[Data entries]
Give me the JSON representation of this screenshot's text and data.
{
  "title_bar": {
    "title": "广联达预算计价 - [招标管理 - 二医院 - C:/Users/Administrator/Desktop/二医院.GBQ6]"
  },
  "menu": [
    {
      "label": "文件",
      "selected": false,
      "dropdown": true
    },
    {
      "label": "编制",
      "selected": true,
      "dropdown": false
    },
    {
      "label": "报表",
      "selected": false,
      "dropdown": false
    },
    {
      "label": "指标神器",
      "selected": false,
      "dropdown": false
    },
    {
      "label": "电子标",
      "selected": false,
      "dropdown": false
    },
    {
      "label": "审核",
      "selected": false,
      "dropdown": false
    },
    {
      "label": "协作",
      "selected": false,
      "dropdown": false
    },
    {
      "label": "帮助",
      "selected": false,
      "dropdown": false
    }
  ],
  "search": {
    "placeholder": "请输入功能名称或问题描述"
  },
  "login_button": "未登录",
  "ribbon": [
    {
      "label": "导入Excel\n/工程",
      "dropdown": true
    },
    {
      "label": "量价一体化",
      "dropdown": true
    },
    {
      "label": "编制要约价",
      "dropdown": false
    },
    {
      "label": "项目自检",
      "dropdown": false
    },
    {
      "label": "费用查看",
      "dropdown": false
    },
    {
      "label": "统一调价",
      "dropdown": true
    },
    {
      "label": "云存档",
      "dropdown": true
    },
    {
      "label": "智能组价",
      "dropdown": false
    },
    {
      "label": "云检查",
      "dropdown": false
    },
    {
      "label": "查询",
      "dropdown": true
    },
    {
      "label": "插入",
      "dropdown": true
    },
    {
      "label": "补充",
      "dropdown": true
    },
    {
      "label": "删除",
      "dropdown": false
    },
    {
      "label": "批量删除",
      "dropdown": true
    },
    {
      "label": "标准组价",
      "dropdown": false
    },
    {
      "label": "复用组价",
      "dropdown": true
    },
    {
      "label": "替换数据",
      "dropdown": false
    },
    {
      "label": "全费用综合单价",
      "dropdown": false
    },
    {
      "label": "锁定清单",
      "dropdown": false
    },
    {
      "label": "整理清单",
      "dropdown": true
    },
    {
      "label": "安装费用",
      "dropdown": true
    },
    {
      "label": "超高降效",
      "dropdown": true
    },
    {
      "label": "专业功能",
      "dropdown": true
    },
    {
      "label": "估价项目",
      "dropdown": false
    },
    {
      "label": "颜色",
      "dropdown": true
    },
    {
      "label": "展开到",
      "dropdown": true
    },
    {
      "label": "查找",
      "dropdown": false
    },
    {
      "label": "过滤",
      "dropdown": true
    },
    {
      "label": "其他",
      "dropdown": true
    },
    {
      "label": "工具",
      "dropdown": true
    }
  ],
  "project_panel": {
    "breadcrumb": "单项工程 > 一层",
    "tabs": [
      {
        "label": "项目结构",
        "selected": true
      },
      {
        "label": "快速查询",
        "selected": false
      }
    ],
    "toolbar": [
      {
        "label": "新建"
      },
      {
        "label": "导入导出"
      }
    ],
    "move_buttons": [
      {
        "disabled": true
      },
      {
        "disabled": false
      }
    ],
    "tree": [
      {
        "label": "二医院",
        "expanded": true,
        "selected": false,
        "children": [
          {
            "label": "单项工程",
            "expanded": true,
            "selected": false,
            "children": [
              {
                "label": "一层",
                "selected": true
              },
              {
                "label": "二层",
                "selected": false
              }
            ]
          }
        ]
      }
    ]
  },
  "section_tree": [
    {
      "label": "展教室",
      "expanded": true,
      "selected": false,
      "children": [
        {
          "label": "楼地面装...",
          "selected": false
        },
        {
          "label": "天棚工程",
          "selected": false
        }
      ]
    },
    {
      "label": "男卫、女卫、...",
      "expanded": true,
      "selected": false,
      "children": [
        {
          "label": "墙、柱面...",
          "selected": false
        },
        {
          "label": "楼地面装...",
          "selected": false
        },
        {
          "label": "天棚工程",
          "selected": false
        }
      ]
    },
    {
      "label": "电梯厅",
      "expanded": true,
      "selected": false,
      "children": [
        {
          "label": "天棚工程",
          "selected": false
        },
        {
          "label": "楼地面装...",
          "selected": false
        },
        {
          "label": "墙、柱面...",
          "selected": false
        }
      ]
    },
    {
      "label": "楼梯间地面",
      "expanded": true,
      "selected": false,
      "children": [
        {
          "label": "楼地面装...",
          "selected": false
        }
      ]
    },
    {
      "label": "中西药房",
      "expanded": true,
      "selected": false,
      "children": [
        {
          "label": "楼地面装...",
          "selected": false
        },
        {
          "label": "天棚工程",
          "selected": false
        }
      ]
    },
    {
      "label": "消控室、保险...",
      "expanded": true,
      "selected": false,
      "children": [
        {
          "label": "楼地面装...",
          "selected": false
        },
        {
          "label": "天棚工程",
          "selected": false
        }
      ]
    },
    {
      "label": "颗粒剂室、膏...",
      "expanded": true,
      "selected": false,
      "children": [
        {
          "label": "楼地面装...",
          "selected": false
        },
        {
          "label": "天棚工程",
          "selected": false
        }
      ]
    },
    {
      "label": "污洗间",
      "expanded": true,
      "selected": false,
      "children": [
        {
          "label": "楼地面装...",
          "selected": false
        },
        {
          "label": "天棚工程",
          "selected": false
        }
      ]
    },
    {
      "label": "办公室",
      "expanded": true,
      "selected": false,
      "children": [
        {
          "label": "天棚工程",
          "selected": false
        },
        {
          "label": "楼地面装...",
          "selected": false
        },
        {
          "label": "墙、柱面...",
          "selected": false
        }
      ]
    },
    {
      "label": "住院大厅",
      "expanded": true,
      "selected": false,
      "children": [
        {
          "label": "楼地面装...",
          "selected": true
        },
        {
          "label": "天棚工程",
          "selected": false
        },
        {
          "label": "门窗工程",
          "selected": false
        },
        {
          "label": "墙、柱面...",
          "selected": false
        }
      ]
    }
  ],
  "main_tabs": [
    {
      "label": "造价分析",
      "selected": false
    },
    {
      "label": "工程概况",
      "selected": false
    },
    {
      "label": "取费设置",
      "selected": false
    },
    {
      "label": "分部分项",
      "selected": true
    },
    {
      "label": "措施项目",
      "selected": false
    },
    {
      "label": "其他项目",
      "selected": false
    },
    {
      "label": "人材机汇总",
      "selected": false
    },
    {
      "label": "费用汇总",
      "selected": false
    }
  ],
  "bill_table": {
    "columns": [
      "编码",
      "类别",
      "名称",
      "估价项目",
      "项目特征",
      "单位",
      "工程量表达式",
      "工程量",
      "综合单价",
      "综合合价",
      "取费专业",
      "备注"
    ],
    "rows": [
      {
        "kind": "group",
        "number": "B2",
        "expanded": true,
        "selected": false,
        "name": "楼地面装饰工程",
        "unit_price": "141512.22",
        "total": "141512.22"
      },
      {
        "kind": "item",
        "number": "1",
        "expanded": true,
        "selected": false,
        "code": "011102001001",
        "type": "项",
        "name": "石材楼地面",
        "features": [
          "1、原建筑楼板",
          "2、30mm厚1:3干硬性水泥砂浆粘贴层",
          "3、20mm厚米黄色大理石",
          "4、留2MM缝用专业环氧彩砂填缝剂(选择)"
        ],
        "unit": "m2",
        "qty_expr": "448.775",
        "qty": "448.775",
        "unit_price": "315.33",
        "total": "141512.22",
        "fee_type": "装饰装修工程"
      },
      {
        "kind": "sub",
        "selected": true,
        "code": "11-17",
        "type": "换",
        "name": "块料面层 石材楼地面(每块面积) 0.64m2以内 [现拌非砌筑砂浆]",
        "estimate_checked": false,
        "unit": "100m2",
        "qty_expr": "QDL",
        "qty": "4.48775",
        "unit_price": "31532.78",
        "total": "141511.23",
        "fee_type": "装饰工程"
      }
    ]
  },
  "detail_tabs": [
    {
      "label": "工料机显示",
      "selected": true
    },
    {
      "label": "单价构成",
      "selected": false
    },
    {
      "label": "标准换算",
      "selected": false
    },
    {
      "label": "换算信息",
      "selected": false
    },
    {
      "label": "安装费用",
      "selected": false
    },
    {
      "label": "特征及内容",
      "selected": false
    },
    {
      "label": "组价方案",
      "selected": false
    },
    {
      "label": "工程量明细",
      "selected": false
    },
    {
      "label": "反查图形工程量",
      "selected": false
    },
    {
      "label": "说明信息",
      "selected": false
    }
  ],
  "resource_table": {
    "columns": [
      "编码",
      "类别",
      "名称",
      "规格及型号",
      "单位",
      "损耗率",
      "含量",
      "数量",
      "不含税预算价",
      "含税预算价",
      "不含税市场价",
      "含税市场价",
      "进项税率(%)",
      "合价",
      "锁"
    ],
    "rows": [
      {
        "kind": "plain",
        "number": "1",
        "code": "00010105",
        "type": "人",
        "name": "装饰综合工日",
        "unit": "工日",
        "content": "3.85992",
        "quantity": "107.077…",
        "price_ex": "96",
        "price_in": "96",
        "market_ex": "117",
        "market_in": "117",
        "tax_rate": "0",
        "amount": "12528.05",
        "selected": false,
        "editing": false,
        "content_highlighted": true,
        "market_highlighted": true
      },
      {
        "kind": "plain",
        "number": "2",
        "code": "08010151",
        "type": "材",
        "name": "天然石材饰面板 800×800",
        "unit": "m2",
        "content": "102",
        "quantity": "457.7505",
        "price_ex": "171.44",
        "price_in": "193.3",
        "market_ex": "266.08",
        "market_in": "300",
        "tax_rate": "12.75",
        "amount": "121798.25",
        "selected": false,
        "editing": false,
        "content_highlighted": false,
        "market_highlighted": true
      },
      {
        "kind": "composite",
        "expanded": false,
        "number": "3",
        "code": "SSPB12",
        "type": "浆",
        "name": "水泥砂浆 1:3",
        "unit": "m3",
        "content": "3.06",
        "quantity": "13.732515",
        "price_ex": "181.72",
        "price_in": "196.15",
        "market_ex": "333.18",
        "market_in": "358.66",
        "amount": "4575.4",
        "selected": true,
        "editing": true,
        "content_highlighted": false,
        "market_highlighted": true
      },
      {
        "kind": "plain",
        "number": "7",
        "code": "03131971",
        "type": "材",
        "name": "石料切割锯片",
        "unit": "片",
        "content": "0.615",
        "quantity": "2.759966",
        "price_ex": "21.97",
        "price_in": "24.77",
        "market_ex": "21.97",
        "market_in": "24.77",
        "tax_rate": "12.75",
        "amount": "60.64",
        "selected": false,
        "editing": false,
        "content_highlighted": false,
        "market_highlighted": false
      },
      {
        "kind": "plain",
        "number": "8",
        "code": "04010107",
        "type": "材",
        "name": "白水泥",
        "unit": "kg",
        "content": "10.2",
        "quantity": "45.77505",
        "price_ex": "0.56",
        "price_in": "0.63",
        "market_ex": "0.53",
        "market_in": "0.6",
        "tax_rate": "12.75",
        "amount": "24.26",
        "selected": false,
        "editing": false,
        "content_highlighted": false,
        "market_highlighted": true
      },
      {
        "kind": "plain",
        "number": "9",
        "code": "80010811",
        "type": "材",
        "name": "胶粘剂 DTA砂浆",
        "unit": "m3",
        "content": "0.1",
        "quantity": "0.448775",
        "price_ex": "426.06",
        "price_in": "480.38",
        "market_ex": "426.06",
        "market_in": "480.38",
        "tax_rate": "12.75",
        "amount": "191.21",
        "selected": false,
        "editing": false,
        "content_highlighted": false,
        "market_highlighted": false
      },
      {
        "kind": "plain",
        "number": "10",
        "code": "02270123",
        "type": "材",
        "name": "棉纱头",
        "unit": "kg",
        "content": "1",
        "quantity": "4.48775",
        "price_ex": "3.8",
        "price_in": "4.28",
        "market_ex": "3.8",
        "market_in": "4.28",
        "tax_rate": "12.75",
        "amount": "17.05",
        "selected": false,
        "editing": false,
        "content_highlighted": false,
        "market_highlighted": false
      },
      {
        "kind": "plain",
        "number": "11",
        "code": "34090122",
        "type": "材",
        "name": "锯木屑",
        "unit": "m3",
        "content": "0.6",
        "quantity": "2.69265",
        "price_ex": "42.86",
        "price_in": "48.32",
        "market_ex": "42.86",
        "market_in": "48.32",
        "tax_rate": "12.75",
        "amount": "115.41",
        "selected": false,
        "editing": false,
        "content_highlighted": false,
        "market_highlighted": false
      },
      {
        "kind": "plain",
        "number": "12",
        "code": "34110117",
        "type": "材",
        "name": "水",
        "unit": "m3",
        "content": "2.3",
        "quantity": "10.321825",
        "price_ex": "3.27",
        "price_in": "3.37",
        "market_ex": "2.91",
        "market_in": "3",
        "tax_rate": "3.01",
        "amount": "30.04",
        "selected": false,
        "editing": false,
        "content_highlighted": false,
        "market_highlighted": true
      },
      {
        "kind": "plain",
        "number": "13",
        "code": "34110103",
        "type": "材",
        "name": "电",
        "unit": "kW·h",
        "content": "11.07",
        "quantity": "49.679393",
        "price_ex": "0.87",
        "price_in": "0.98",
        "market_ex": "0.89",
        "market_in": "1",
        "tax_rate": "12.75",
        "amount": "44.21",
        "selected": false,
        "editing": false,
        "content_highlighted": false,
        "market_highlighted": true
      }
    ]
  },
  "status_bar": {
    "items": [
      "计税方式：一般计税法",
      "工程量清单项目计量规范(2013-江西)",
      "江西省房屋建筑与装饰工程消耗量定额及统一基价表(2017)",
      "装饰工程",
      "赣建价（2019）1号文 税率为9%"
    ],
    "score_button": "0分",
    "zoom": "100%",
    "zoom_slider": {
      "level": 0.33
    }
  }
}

TASK PROMPT: Above are the records; copy every line in them that holds the word "number".

SOLUTION TO THE EXERCISE:
        "number": "B2",
        "number": "1",
        "number": "1",
        "number": "2",
        "number": "3",
        "number": "7",
        "number": "8",
        "number": "9",
        "number": "10",
        "number": "11",
        "number": "12",
        "number": "13",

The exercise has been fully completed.